• What you will do: Copy out each line of the listing that has the word "земель" in it.

• Supplied information:
□ □ □ □ □ □ □

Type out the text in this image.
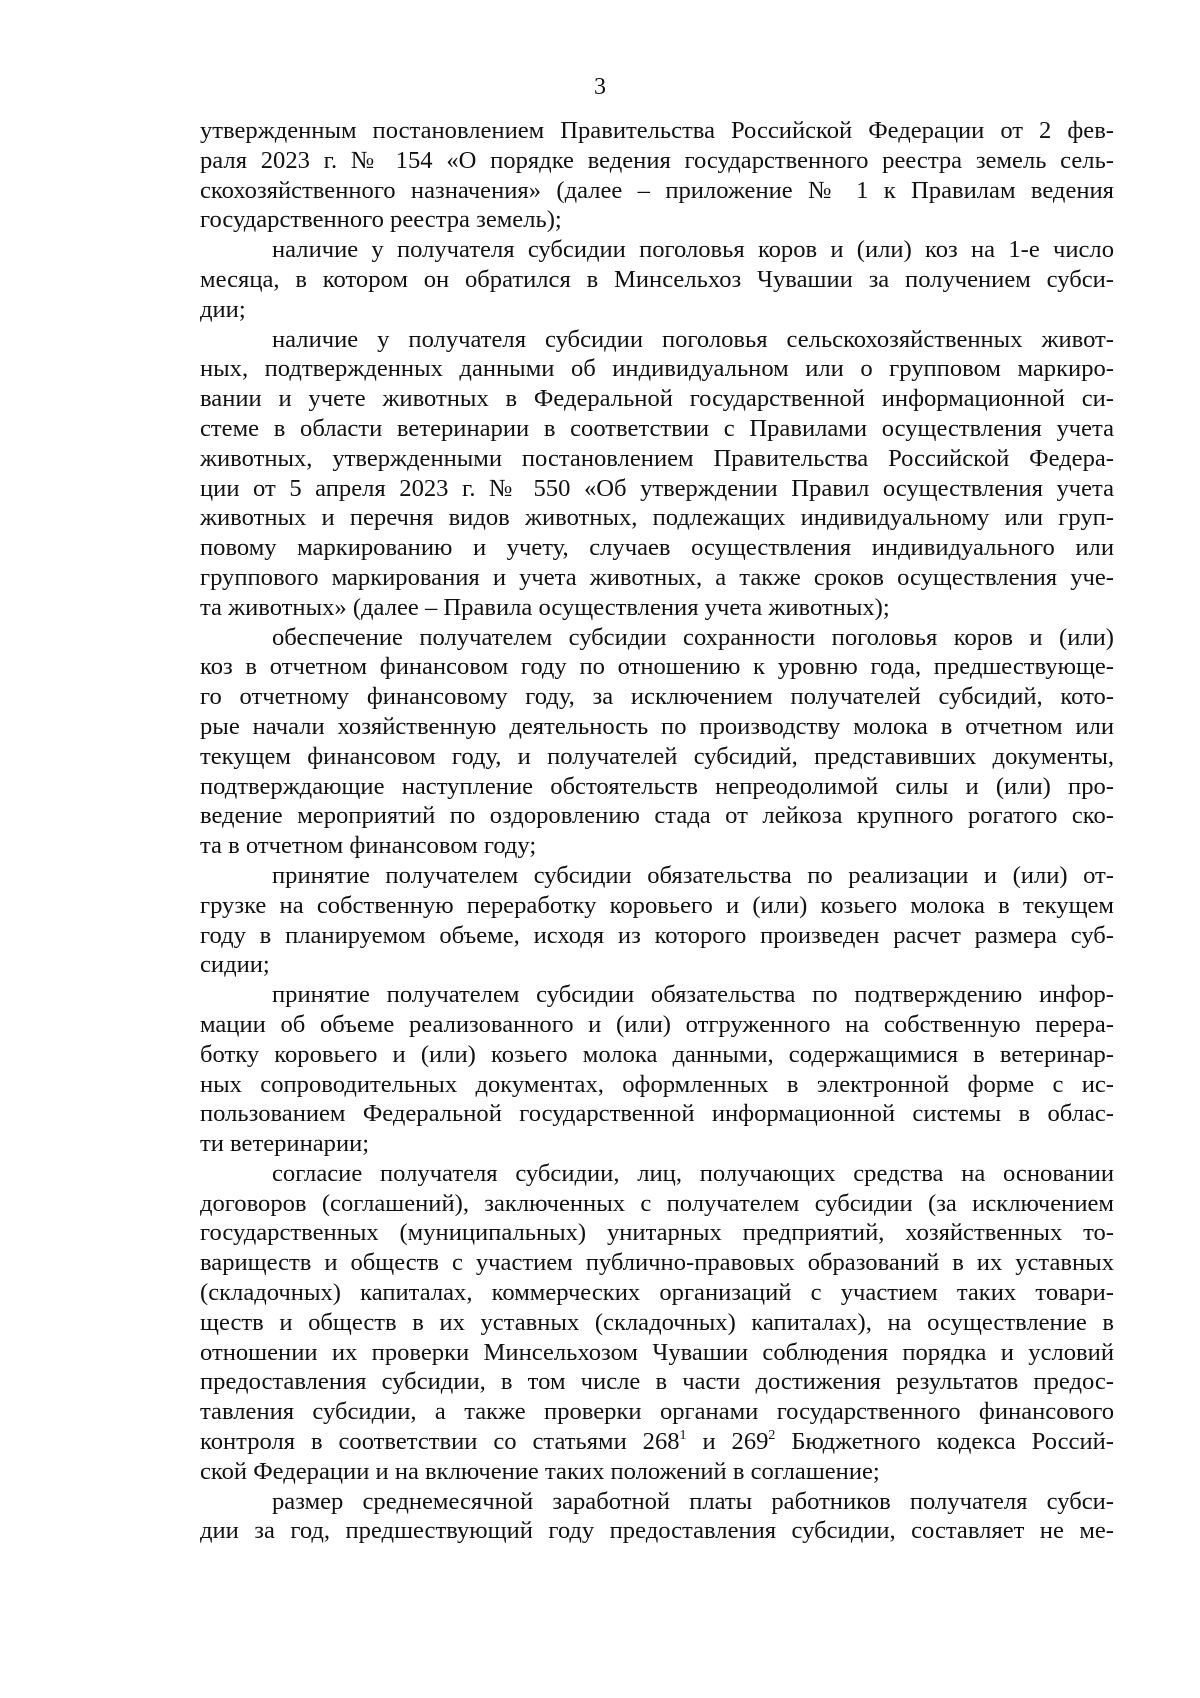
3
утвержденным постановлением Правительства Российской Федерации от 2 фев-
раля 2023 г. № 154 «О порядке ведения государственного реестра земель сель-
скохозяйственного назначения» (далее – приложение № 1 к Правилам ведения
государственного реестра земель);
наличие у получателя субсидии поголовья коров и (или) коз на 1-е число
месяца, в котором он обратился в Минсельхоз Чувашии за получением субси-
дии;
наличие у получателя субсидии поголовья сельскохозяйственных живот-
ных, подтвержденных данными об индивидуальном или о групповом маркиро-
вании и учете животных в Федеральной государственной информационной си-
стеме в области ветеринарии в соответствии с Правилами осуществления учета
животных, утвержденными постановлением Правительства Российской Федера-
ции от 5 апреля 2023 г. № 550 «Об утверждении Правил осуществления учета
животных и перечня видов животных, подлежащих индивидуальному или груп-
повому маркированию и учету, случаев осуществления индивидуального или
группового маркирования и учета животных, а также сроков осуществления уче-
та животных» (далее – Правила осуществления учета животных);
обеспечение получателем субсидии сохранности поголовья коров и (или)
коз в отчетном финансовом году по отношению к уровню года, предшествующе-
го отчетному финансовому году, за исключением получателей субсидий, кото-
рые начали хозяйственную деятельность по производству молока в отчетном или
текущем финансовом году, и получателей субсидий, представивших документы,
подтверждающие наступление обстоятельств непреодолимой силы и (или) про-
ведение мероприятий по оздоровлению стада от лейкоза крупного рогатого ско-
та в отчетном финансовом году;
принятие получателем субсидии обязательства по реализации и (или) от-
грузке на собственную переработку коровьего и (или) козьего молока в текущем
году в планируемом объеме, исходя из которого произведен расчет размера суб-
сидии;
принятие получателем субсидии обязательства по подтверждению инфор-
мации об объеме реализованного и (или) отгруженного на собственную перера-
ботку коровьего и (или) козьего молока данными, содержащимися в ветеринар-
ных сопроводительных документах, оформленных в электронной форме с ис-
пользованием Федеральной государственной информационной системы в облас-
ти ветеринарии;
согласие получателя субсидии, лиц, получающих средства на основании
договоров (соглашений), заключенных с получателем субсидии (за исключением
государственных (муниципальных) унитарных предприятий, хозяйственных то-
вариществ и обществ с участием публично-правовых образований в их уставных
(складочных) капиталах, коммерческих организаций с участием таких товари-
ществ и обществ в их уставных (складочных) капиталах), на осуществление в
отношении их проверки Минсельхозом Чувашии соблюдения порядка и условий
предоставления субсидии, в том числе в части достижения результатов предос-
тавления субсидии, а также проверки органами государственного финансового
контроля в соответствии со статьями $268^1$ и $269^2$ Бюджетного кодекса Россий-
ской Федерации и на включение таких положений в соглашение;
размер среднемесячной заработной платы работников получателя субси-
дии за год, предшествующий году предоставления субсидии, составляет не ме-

□ □ □ □ □ □ □

• Answer to the task:
раля 2023 г. № 154 «О порядке ведения государственного реестра земель сель-
государственного реестра земель);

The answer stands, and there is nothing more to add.